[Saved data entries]

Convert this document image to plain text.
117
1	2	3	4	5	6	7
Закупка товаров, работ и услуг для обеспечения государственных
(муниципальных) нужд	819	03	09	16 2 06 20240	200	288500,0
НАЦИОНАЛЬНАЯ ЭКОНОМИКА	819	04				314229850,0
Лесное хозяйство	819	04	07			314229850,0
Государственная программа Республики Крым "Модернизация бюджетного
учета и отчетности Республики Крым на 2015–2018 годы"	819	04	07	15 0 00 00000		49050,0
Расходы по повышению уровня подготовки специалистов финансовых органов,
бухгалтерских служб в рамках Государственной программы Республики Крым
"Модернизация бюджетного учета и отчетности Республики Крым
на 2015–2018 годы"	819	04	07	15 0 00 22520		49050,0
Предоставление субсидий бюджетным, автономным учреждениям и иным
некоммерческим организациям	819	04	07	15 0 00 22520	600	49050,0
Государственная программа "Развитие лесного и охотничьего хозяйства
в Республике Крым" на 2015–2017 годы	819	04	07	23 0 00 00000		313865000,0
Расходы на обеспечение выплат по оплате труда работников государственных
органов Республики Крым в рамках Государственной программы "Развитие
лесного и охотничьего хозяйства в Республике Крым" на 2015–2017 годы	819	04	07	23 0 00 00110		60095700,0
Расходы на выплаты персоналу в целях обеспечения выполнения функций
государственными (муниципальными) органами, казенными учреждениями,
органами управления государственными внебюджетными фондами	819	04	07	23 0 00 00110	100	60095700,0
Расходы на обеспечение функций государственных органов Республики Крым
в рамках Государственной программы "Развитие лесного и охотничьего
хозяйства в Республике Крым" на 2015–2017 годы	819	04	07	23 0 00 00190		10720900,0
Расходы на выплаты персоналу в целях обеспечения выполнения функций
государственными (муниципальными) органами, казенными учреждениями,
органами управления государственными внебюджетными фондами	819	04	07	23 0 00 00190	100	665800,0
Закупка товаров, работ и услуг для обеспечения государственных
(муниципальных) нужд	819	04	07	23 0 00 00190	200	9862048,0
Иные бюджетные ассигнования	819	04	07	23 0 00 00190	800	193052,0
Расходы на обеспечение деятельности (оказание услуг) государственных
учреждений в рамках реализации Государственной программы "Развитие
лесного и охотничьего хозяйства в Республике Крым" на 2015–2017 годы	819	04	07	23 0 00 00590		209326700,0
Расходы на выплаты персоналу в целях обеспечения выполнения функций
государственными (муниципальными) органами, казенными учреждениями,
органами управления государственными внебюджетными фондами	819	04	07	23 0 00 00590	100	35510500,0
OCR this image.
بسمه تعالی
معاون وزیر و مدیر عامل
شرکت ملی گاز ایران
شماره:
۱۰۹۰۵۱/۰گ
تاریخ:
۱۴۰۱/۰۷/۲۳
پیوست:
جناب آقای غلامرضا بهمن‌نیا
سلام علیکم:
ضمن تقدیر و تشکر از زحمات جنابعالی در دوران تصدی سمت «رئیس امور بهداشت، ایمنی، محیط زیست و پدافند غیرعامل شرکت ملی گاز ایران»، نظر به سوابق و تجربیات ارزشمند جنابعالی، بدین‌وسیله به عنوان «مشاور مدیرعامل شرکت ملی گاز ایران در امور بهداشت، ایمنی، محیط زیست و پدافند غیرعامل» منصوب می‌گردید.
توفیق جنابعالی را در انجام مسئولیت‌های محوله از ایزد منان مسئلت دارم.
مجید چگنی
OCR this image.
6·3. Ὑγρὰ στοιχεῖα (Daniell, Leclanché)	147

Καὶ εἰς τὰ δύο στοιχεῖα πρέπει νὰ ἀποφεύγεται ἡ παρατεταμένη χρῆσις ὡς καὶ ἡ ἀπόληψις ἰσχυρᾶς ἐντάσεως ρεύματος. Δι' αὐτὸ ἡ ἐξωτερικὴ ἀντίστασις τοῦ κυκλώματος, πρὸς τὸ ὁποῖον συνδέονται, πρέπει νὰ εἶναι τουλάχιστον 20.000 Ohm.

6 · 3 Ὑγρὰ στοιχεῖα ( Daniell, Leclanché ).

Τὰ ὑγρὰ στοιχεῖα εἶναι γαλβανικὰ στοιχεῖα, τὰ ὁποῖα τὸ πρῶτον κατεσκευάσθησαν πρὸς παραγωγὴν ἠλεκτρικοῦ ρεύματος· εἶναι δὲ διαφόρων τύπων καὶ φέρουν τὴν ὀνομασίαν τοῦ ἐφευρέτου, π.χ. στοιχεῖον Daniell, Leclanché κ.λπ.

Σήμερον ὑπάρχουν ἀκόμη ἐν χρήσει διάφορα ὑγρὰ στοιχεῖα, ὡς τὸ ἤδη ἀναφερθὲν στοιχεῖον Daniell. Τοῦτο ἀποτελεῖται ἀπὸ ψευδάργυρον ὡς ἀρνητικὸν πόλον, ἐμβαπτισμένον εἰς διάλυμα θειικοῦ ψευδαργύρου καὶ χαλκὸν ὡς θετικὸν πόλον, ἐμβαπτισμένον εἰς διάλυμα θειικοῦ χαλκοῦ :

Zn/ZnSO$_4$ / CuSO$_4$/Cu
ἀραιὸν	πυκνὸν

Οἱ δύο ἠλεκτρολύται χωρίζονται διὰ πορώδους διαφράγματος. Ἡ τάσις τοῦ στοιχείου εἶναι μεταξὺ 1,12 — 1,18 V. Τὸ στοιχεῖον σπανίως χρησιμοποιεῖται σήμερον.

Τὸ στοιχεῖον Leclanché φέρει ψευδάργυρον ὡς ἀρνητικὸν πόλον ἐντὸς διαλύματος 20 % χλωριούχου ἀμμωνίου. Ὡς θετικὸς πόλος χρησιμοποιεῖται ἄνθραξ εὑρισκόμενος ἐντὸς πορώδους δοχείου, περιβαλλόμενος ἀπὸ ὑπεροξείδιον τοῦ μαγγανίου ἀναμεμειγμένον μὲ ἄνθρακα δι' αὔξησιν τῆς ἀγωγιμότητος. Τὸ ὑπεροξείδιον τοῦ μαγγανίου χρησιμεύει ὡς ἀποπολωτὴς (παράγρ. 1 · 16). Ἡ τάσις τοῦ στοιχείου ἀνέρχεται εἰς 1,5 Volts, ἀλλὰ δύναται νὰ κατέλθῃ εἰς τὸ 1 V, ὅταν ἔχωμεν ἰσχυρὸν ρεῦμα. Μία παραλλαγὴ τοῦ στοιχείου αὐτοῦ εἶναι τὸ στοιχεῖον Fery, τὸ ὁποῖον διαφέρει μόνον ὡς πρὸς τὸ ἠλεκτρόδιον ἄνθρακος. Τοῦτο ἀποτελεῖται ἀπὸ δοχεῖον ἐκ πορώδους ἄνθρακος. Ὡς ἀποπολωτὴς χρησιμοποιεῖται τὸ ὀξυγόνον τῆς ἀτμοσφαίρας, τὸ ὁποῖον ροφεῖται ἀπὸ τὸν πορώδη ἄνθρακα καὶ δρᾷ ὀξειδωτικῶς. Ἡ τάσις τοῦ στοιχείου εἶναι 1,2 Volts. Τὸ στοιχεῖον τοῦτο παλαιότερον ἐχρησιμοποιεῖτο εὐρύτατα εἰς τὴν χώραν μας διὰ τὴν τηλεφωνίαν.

#### Written problem
Using the records above, gather all lines where the string "хозяйства" is present.

#### Exercise response
Государственная программа "Развитие лесного и охотничьего хозяйства
лесного и охотничьего хозяйства в Республике Крым" на 2015–2017 годы	819	04	07	23 0 00 00110		60095700,0
хозяйства в Республике Крым" на 2015–2017 годы	819	04	07	23 0 00 00190		10720900,0
лесного и охотничьего хозяйства в Республике Крым" на 2015–2017 годы	819	04	07	23 0 00 00590		209326700,0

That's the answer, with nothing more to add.